### GIVEN TASK:
Check every line below for the string "obsługi", and copy the lines that contain it.

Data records
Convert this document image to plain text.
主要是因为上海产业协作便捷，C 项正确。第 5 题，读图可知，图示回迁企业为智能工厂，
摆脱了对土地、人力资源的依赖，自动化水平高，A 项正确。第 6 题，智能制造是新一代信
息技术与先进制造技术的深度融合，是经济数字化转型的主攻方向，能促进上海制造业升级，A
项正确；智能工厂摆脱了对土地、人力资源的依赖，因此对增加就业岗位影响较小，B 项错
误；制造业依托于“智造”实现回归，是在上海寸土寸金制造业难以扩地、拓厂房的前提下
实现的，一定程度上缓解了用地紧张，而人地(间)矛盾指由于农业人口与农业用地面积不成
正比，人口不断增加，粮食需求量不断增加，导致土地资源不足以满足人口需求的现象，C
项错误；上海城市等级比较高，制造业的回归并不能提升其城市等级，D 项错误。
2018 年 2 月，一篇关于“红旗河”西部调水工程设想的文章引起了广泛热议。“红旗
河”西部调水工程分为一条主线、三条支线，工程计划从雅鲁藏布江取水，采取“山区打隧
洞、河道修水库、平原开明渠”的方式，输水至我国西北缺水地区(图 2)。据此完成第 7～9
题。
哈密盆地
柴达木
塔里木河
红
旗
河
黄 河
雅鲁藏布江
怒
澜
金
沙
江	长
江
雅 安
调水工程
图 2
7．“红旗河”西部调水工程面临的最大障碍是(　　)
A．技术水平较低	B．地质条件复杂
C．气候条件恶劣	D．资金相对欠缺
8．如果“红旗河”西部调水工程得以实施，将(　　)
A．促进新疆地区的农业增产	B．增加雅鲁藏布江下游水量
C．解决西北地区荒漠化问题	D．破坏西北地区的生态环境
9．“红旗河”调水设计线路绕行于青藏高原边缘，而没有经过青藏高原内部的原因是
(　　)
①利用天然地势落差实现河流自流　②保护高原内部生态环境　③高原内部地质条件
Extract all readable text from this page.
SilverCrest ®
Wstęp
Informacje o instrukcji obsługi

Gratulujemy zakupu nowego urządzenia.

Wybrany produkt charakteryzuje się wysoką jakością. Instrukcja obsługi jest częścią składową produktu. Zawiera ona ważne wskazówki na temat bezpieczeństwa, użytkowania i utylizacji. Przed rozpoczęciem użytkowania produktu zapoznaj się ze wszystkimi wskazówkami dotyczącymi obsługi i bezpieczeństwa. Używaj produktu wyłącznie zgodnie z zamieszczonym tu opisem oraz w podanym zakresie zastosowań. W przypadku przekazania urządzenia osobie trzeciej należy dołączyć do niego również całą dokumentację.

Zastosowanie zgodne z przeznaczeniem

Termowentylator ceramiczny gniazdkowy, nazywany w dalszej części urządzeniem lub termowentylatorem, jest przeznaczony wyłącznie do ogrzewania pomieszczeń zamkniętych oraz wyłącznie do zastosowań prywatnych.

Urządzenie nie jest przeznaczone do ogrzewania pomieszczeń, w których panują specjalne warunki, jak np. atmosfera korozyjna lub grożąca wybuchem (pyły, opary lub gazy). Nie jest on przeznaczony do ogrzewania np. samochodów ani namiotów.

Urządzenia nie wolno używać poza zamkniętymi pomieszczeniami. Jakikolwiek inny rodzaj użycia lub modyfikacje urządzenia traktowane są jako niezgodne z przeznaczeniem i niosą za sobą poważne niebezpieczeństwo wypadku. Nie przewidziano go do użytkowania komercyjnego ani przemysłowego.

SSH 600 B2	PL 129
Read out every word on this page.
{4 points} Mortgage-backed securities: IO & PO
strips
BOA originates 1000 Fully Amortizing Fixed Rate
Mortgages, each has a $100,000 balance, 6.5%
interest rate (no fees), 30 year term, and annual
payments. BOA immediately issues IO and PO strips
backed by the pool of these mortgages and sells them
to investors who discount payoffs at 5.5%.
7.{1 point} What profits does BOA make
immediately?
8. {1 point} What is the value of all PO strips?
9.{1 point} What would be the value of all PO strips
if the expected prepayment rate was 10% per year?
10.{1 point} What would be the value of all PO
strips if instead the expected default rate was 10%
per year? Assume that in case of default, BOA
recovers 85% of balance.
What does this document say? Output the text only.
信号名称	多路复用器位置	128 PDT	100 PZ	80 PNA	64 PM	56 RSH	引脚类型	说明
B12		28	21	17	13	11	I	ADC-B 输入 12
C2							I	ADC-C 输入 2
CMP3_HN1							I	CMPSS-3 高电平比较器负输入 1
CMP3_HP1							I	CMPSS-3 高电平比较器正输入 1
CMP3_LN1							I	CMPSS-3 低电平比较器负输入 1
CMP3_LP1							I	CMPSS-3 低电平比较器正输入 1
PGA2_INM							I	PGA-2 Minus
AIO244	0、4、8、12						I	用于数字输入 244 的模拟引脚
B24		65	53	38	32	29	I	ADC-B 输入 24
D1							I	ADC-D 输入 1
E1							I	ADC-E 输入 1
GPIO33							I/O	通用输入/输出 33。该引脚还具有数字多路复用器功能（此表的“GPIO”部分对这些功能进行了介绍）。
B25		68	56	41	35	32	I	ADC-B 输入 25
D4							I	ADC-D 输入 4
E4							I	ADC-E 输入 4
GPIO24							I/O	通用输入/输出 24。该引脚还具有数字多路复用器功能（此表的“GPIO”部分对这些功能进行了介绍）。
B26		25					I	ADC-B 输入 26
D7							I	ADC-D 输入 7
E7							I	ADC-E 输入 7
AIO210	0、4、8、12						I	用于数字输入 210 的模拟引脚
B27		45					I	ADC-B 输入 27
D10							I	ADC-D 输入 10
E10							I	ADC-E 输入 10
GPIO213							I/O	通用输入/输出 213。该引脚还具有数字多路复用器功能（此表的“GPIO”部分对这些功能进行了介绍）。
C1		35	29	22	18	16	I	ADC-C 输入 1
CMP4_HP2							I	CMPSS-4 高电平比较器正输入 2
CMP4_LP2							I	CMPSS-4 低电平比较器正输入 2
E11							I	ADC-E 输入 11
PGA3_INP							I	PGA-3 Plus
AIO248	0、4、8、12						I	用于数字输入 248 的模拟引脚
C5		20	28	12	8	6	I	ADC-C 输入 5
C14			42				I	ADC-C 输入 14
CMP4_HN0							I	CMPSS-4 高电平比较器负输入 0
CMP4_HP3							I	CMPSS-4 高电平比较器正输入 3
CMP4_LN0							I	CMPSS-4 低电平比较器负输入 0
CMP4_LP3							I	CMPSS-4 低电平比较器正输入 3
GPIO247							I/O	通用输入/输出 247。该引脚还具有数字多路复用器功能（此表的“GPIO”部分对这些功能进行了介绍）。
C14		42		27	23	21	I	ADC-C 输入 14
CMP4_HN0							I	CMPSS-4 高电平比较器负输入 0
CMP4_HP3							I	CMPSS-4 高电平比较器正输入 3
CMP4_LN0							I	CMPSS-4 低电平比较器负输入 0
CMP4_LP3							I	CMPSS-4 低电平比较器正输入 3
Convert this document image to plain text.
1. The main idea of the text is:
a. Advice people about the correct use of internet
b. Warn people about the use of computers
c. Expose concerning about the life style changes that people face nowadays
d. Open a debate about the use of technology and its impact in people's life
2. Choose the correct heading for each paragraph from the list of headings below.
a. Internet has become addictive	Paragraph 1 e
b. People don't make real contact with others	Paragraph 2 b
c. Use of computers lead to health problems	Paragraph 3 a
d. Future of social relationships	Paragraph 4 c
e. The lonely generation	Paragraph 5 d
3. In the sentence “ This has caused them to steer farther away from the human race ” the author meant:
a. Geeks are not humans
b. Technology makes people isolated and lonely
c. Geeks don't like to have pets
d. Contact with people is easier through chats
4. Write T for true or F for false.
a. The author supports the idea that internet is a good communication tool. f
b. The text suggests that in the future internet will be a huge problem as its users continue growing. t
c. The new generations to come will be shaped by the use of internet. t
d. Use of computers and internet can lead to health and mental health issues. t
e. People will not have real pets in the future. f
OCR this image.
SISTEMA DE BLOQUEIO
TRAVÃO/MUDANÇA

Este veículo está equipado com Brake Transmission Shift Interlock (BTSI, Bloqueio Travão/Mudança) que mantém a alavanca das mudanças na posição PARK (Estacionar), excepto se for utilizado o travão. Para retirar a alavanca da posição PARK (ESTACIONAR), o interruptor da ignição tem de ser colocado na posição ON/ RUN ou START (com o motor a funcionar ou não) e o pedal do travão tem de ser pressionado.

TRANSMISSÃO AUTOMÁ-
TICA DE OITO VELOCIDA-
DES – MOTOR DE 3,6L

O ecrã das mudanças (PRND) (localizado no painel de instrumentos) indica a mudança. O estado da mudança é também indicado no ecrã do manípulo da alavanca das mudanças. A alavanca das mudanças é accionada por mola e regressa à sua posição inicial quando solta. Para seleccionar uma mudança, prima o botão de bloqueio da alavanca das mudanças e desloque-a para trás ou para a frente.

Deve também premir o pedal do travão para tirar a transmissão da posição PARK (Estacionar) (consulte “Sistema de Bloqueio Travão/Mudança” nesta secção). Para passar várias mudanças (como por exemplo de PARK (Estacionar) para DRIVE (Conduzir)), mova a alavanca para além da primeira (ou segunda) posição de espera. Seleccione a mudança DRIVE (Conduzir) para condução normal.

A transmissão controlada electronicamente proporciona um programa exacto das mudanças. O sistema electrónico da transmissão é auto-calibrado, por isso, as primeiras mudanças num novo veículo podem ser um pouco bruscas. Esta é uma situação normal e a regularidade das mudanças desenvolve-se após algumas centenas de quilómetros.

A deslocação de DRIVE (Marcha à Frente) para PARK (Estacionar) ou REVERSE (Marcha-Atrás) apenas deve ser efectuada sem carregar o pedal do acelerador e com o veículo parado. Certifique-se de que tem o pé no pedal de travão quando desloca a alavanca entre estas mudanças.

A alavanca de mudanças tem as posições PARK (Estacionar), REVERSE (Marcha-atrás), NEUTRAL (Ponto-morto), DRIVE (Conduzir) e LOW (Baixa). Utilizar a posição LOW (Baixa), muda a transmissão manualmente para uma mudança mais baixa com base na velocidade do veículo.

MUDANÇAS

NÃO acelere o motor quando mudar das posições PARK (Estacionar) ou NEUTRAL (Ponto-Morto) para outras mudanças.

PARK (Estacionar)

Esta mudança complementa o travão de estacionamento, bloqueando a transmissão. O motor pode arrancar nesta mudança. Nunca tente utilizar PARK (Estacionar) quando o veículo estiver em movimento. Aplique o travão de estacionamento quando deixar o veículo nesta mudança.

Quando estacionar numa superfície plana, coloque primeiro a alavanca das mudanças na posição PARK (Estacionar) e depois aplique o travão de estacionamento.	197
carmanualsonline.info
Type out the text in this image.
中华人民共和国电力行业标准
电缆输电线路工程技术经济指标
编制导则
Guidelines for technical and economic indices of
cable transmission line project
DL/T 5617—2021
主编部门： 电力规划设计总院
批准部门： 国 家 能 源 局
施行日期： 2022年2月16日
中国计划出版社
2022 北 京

### WRITTEN RESPONSE:
Informacje o instrukcji obsługi
Wybrany produkt charakteryzuje się wysoką jakością. Instrukcja obsługi jest częścią składową produktu. Zawiera ona ważne wskazówki na temat bezpieczeństwa, użytkowania i utylizacji. Przed rozpoczęciem użytkowania produktu zapoznaj się ze wszystkimi wskazówkami dotyczącymi obsługi i bezpieczeństwa. Używaj produktu wyłącznie zgodnie z zamieszczonym tu opisem oraz w podanym zakresie zastosowań. W przypadku przekazania urządzenia osobie trzeciej należy dołączyć do niego również całą dokumentację.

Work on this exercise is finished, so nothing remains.